Written instruction: Assemble all lines in which the string "ſake" appears.

Material for this exercise:
- - -
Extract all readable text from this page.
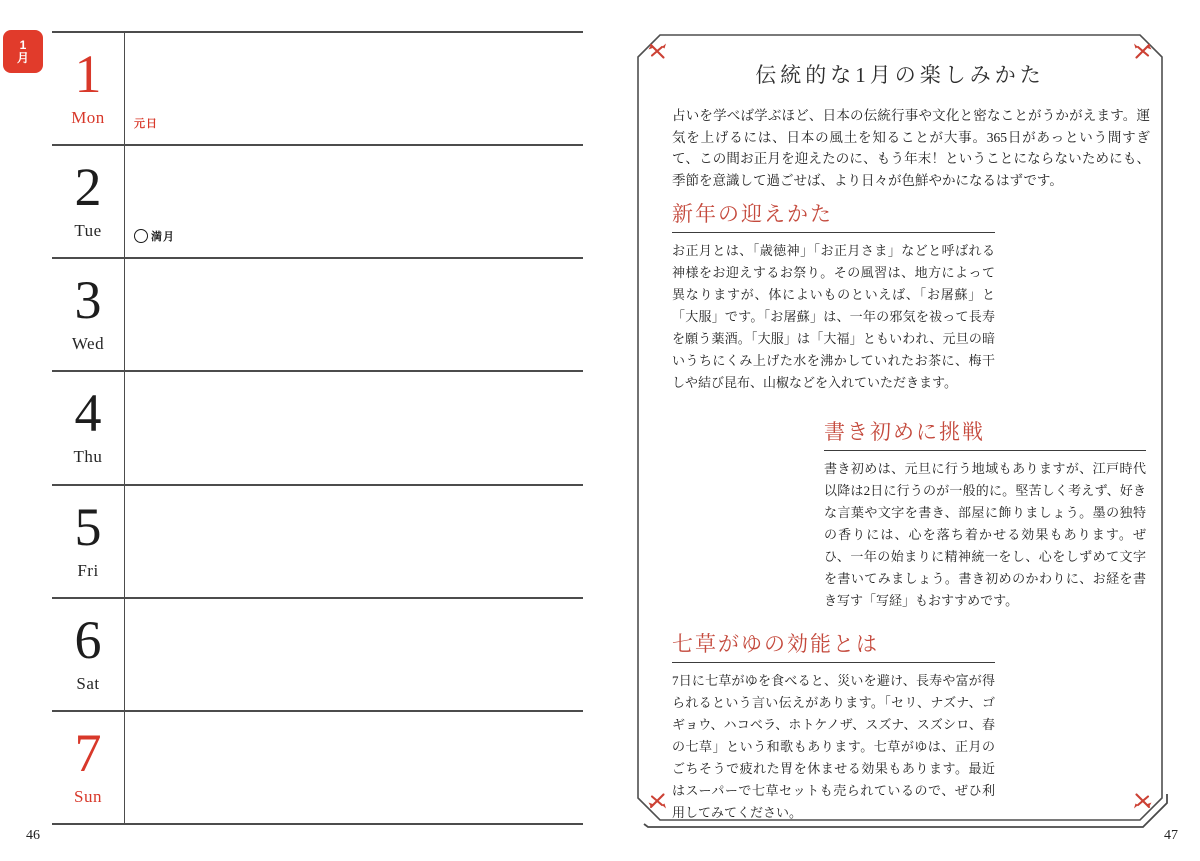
1
月 1
Mon	元日
2
Tue	満月
3
Wed
4
Thu
5
Fri
6
Sat
7
Sun
46
伝統的な1月の楽しみかた

占いを学べば学ぶほど、日本の伝統行事や文化と密なことがうかがえます。運気を上げるには、日本の風土を知ることが大事。365日があっという間すぎて、この間お正月を迎えたのに、もう年末！ということにならないためにも、季節を意識して過ごせば、より日々が色鮮やかになるはずです。

新年の迎えかた

お正月とは、「歳徳神」「お正月さま」などと呼ばれる神様をお迎えするお祭り。その風習は、地方によって異なりますが、体によいものといえば、「お屠蘇」と「大服」です。「お屠蘇」は、一年の邪気を祓って長寿を願う薬酒。「大服」は「大福」ともいわれ、元旦の暗いうちにくみ上げた水を沸かしていれたお茶に、梅干しや結び昆布、山椒などを入れていただきます。

書き初めに挑戦

書き初めは、元旦に行う地域もありますが、江戸時代以降は2日に行うのが一般的に。堅苦しく考えず、好きな言葉や文字を書き、部屋に飾りましょう。墨の独特の香りには、心を落ち着かせる効果もあります。ぜひ、一年の始まりに精神統一をし、心をしずめて文字を書いてみましょう。書き初めのかわりに、お経を書き写す「写経」もおすすめです。

七草がゆの効能とは

7日に七草がゆを食べると、災いを避け、長寿や富が得られるという言い伝えがあります。「セリ、ナズナ、ゴギョウ、ハコベラ、ホトケノザ、スズナ、スズシロ、春の七草」という和歌もあります。七草がゆは、正月のごちそうで疲れた胃を休ませる効果もあります。最近はスーパーで七草セットも売られているので、ぜひ利用してみてください。

47
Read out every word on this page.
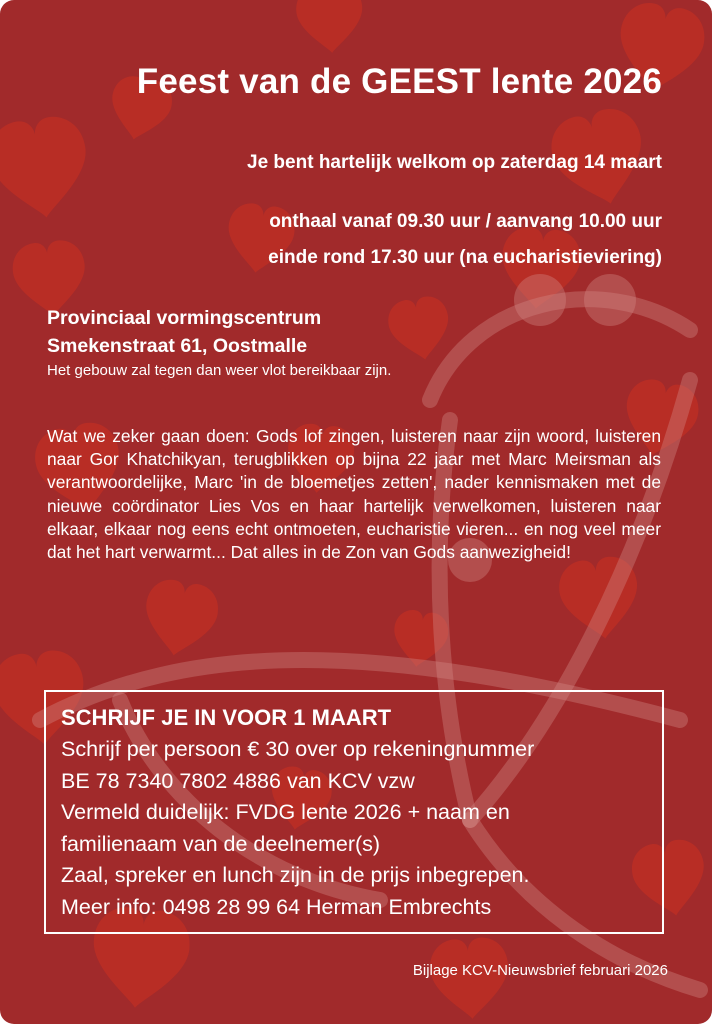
Feest van de GEEST lente 2026
Je bent hartelijk welkom op zaterdag 14 maart
onthaal vanaf 09.30 uur / aanvang 10.00 uur
einde rond 17.30 uur (na eucharistieviering)
Provinciaal vormingscentrum
Smekenstraat 61, Oostmalle
Het gebouw zal tegen dan weer vlot bereikbaar zijn.
Wat we zeker gaan doen: Gods lof zingen, luisteren naar zijn woord, luisteren naar Gor Khatchikyan, terugblikken op bijna 22 jaar met Marc Meirsman als verantwoordelijke, Marc 'in de bloemetjes zetten', nader kennismaken met de nieuwe coördinator Lies Vos en haar hartelijk verwelkomen, luisteren naar elkaar, elkaar nog eens echt ontmoeten, eucharistie vieren... en nog veel meer dat het hart verwarmt... Dat alles in de Zon van Gods aanwezigheid!
SCHRIJF JE IN VOOR 1 MAART
Schrijf per persoon € 30 over op rekeningnummer
BE 78 7340 7802 4886 van KCV vzw
Vermeld duidelijk: FVDG lente 2026 + naam en
familienaam van de deelnemer(s)
Zaal, spreker en lunch zijn in de prijs inbegrepen.
Meer info: 0498 28 99 64 Herman Embrechts
Bijlage KCV-Nieuwsbrief februari 2026
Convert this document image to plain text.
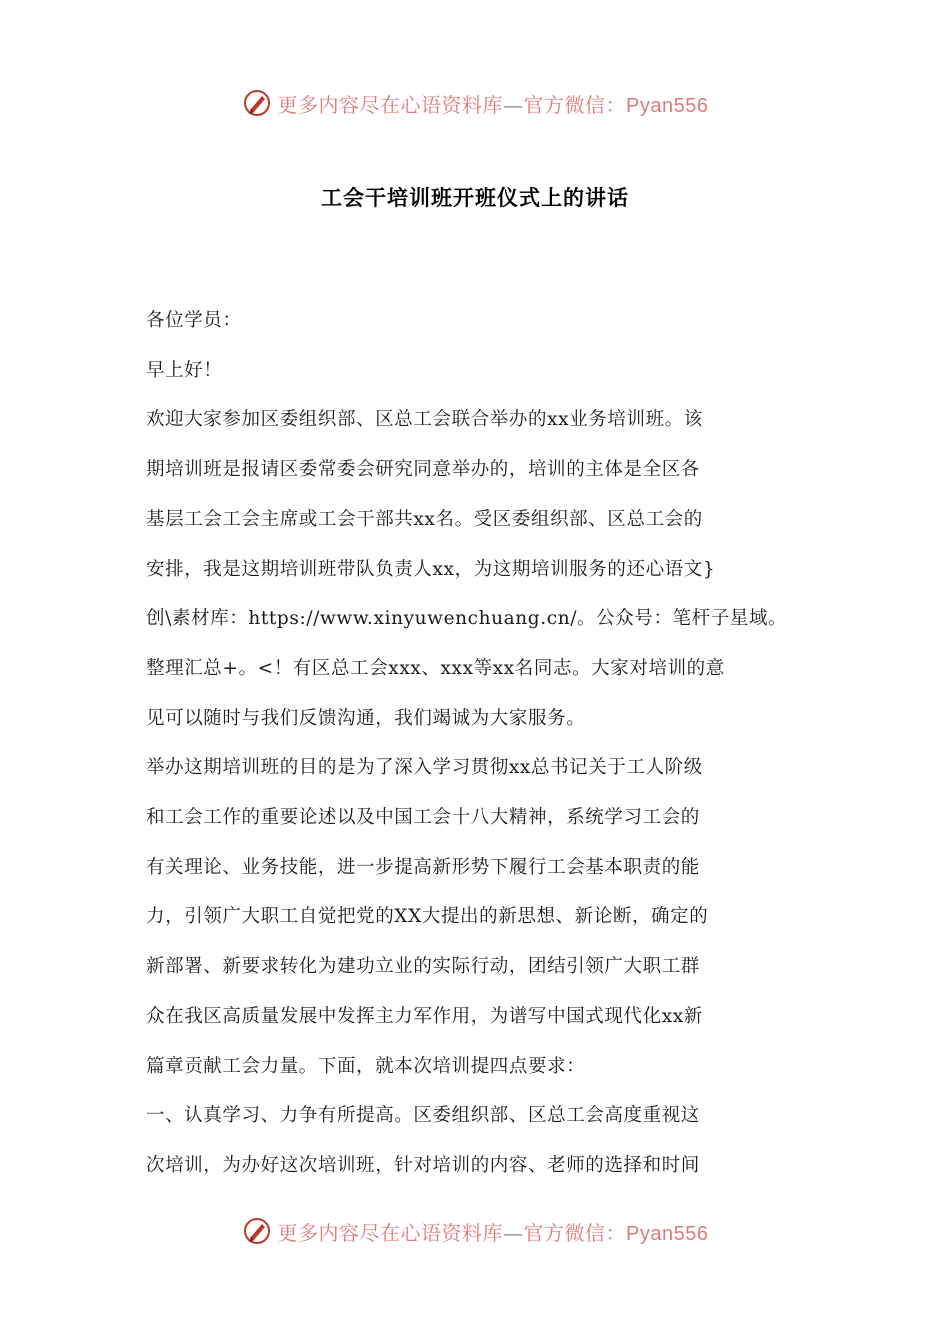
更多内容尽在心语资料库—官方微信：Pyan556
工会干培训班开班仪式上的讲话
各位学员：
早上好！
欢迎大家参加区委组织部、区总工会联合举办的xx业务培训班。该
期培训班是报请区委常委会研究同意举办的，培训的主体是全区各
基层工会工会主席或工会干部共xx名。受区委组织部、区总工会的
安排，我是这期培训班带队负责人xx，为这期培训服务的还心语文}
创\素材库：https://www.xinyuwenchuang.cn/。公众号：笔杆子星域。
整理汇总+。<！有区总工会xxx、xxx等xx名同志。大家对培训的意
见可以随时与我们反馈沟通，我们竭诚为大家服务。
举办这期培训班的目的是为了深入学习贯彻xx总书记关于工人阶级
和工会工作的重要论述以及中国工会十八大精神，系统学习工会的
有关理论、业务技能，进一步提高新形势下履行工会基本职责的能
力，引领广大职工自觉把党的XX大提出的新思想、新论断，确定的
新部署、新要求转化为建功立业的实际行动，团结引领广大职工群
众在我区高质量发展中发挥主力军作用，为谱写中国式现代化xx新
篇章贡献工会力量。下面，就本次培训提四点要求：
一、认真学习、力争有所提高。区委组织部、区总工会高度重视这
次培训，为办好这次培训班，针对培训的内容、老师的选择和时间
更多内容尽在心语资料库—官方微信：Pyan556
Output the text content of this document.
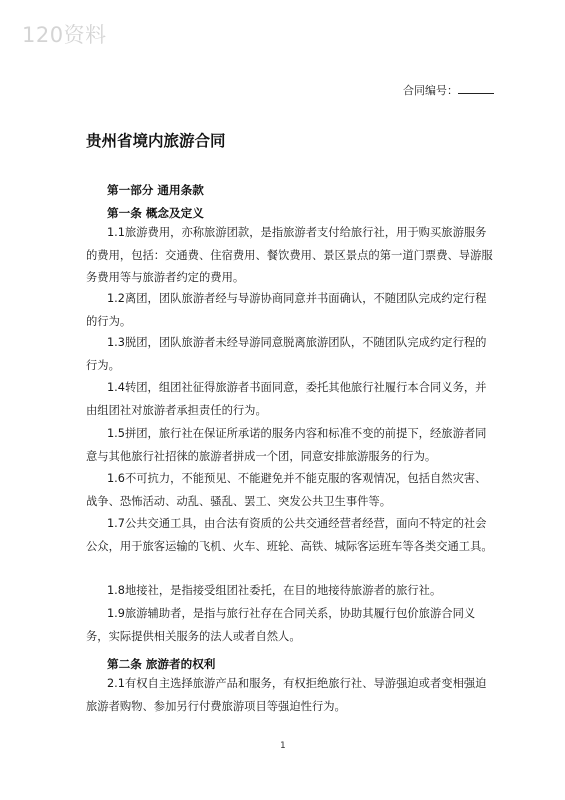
120资料
合同编号：
贵州省境内旅游合同
第一部分 通用条款
第一条 概念及定义
1.1旅游费用，亦称旅游团款，是指旅游者支付给旅行社，用于购买旅游服务的费用，包括：交通费、住宿费用、餐饮费用、景区景点的第一道门票费、导游服务费用等与旅游者约定的费用。
1.2离团，团队旅游者经与导游协商同意并书面确认，不随团队完成约定行程的行为。
1.3脱团，团队旅游者未经导游同意脱离旅游团队，不随团队完成约定行程的行为。
1.4转团，组团社征得旅游者书面同意，委托其他旅行社履行本合同义务，并由组团社对旅游者承担责任的行为。
1.5拼团，旅行社在保证所承诺的服务内容和标准不变的前提下，经旅游者同意与其他旅行社招徕的旅游者拼成一个团，同意安排旅游服务的行为。
1.6不可抗力，不能预见、不能避免并不能克服的客观情况，包括自然灾害、战争、恐怖活动、动乱、骚乱、罢工、突发公共卫生事件等。
1.7公共交通工具，由合法有资质的公共交通经营者经营，面向不特定的社会公众，用于旅客运输的飞机、火车、班轮、高铁、城际客运班车等各类交通工具。
1.8地接社，是指接受组团社委托，在目的地接待旅游者的旅行社。
1.9旅游辅助者，是指与旅行社存在合同关系，协助其履行包价旅游合同义务，实际提供相关服务的法人或者自然人。
第二条 旅游者的权利
2.1有权自主选择旅游产品和服务，有权拒绝旅行社、导游强迫或者变相强迫旅游者购物、参加另行付费旅游项目等强迫性行为。
1
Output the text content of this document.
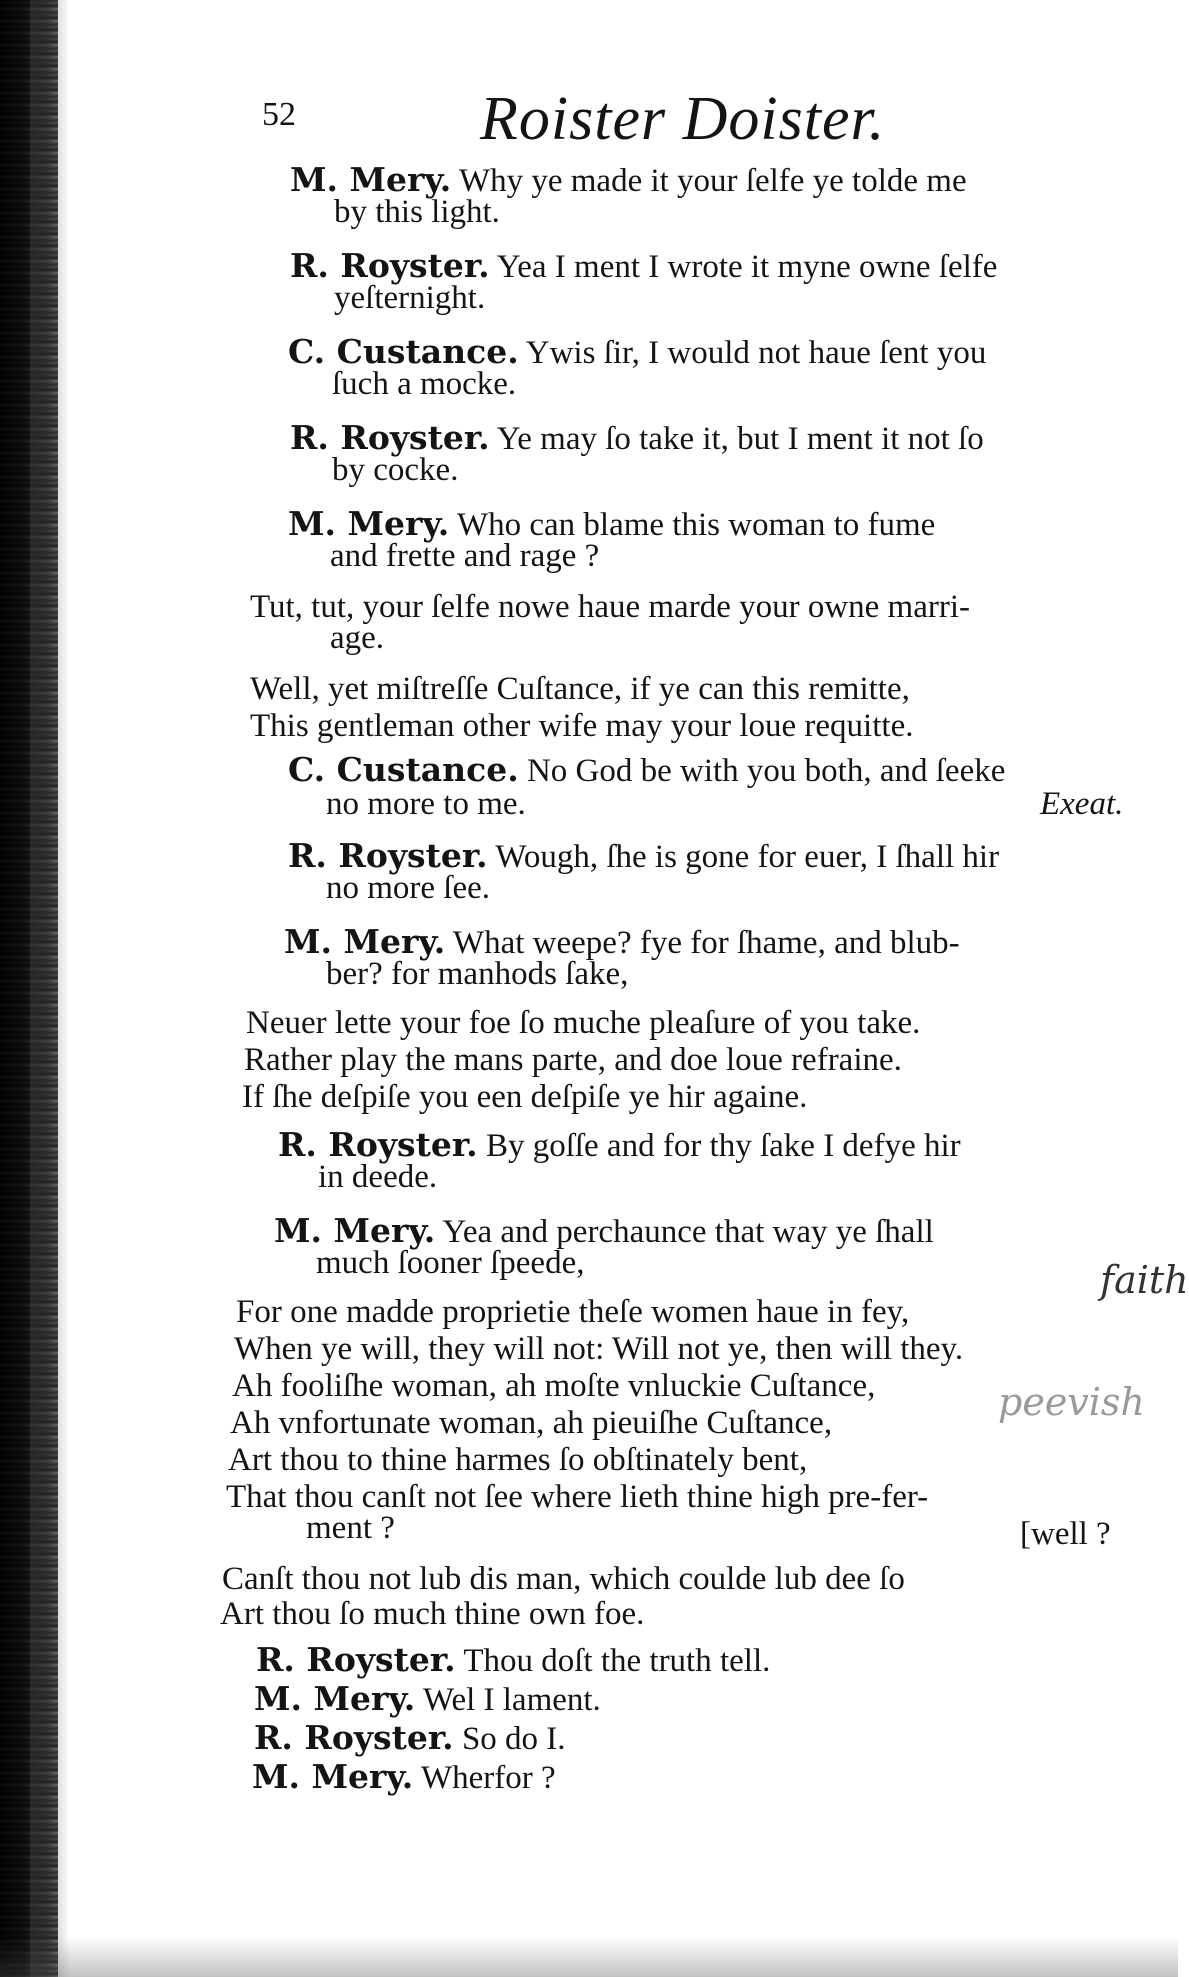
52	Roister Doister.
M. Mery. Why ye made it your ſelfe ye tolde me
by this light.
R. Royster. Yea I ment I wrote it myne owne ſelfe
yeſternight.
C. Custance. Ywis ſir, I would not haue ſent you
ſuch a mocke.
R. Royster. Ye may ſo take it, but I ment it not ſo
by cocke.
M. Mery. Who can blame this woman to fume
and frette and rage ?
Tut, tut, your ſelfe nowe haue marde your owne marri-
age.
Well, yet miſtreſſe Cuſtance, if ye can this remitte,
This gentleman other wife may your loue requitte.
C. Custance. No God be with you both, and ſeeke
no more to me.	Exeat.
R. Royster. Wough, ſhe is gone for euer, I ſhall hir
no more ſee.
M. Mery. What weepe? fye for ſhame, and blub-
ber? for manhods ſake,
Neuer lette your foe ſo muche pleaſure of you take.
Rather play the mans parte, and doe loue refraine.
If ſhe deſpiſe you een deſpiſe ye hir againe.
R. Royster. By goſſe and for thy ſake I defye hir
in deede.
M. Mery. Yea and perchaunce that way ye ſhall
much ſooner ſpeede,
For one madde proprietie theſe women haue in fey,
When ye will, they will not: Will not ye, then will they.
Ah fooliſhe woman, ah moſte vnluckie Cuſtance,
Ah vnfortunate woman, ah pieuiſhe Cuſtance,
Art thou to thine harmes ſo obſtinately bent,
That thou canſt not ſee where lieth thine high pre-fer-
ment ?	[well ?
Canſt thou not lub dis man, which coulde lub dee ſo
Art thou ſo much thine own foe.
R. Royster. Thou doſt the truth tell.
M. Mery. Wel I lament.
R. Royster. So do I.
M. Mery. Wherfor ?
faith
peevish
- - -
Result of the exercise:
ber? for manhods ſake,
R. Royster. By goſſe and for thy ſake I defye hir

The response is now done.